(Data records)
* * * * *

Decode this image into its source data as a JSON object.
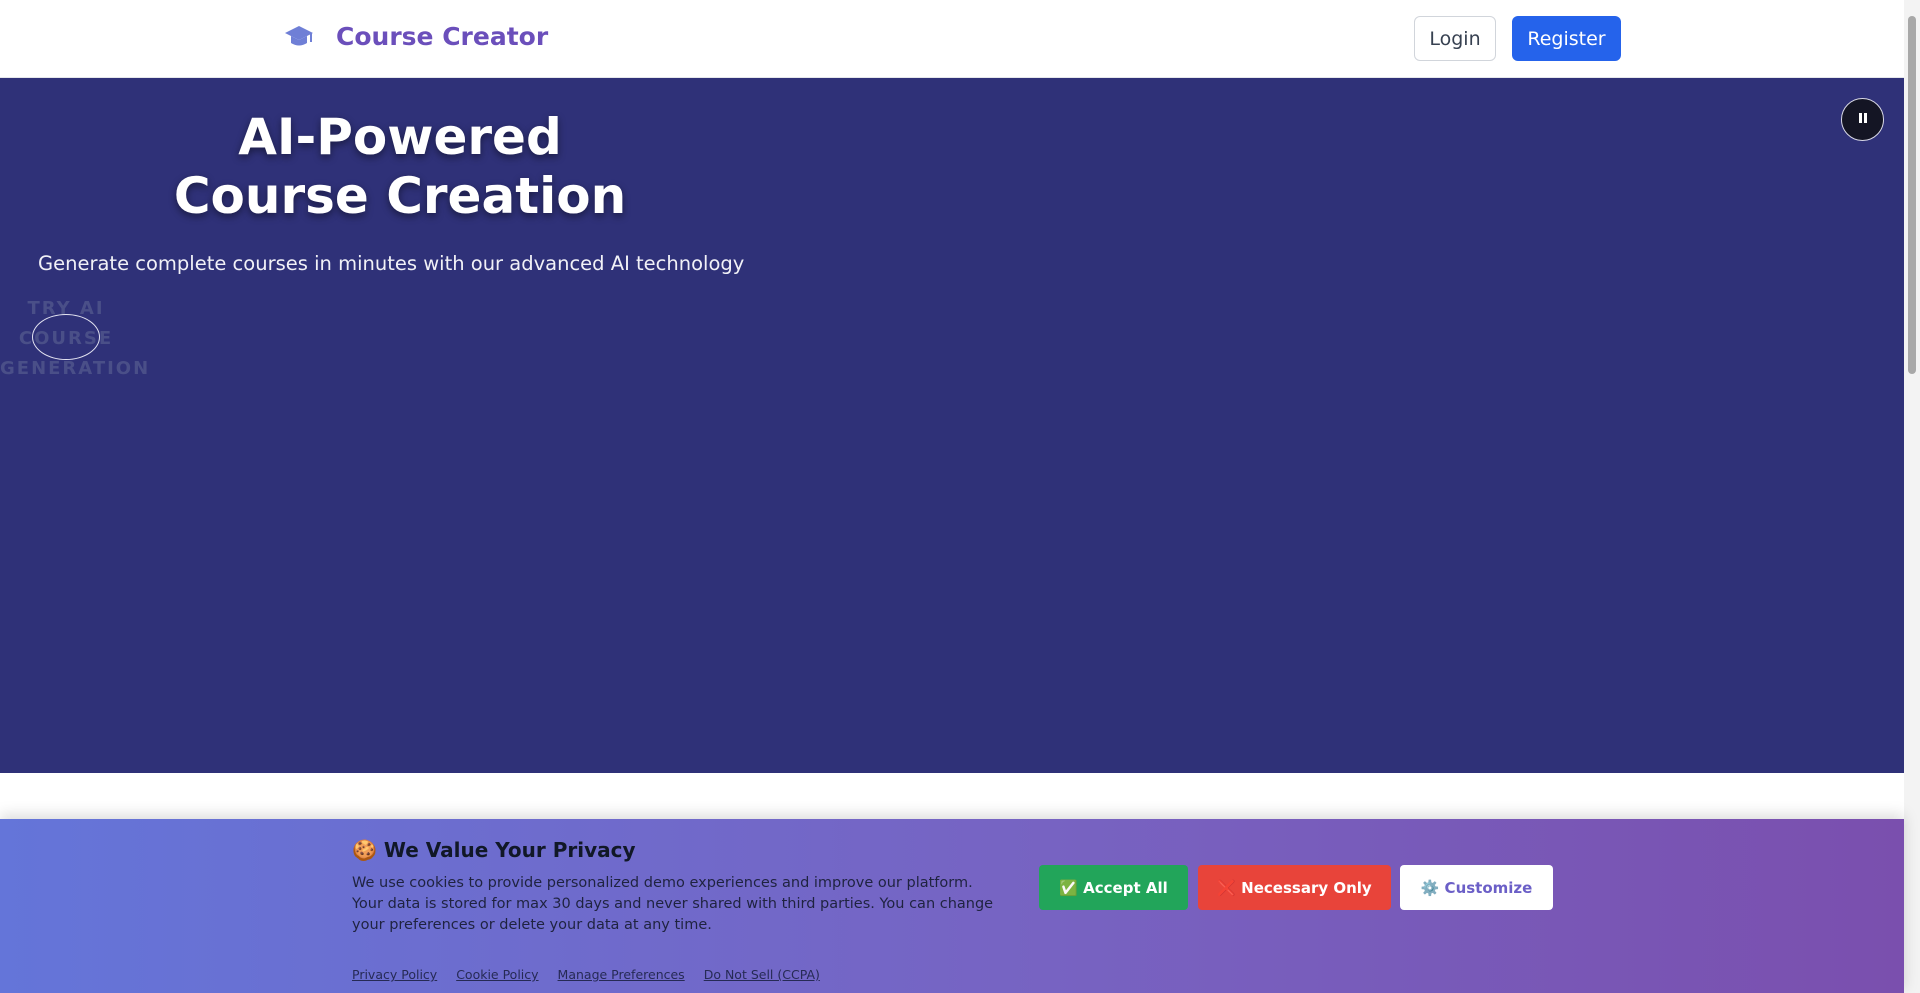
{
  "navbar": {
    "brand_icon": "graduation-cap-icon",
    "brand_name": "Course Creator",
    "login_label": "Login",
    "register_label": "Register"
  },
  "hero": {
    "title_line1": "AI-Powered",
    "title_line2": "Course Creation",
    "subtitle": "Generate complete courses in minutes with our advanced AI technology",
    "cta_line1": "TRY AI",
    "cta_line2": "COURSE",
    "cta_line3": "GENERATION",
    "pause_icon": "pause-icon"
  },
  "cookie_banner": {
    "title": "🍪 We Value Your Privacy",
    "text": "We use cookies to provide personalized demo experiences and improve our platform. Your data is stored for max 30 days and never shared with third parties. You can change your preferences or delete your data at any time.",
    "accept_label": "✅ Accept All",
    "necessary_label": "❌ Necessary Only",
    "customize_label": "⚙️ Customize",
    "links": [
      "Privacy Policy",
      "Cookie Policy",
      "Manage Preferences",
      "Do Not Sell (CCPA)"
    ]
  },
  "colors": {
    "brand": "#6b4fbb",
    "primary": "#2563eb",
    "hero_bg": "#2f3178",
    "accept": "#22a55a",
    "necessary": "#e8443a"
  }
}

* * * * *

* **SHORT EXERCISE**
Leave the pictures out and reproduce each record exactly as written.

* **WRITTEN ANSWER**
Decode this image into its source data as a JSON object.
{
  "navbar": {
    "brand_icon": "graduation-cap-icon",
    "brand_name": "Course Creator",
    "login_label": "Login",
    "register_label": "Register"
  },
  "hero": {
    "title_line1": "AI-Powered",
    "title_line2": "Course Creation",
    "subtitle": "Generate complete courses in minutes with our advanced AI technology",
    "cta_line1": "TRY AI",
    "cta_line2": "COURSE",
    "cta_line3": "GENERATION",
    "pause_icon": "pause-icon"
  },
  "cookie_banner": {
    "title": "🍪 We Value Your Privacy",
    "text": "We use cookies to provide personalized demo experiences and improve our platform. Your data is stored for max 30 days and never shared with third parties. You can change your preferences or delete your data at any time.",
    "accept_label": "✅ Accept All",
    "necessary_label": "❌ Necessary Only",
    "customize_label": "⚙️ Customize",
    "links": [
      "Privacy Policy",
      "Cookie Policy",
      "Manage Preferences",
      "Do Not Sell (CCPA)"
    ]
  },
  "colors": {
    "brand": "#6b4fbb",
    "primary": "#2563eb",
    "hero_bg": "#2f3178",
    "accept": "#22a55a",
    "necessary": "#e8443a"
  }
}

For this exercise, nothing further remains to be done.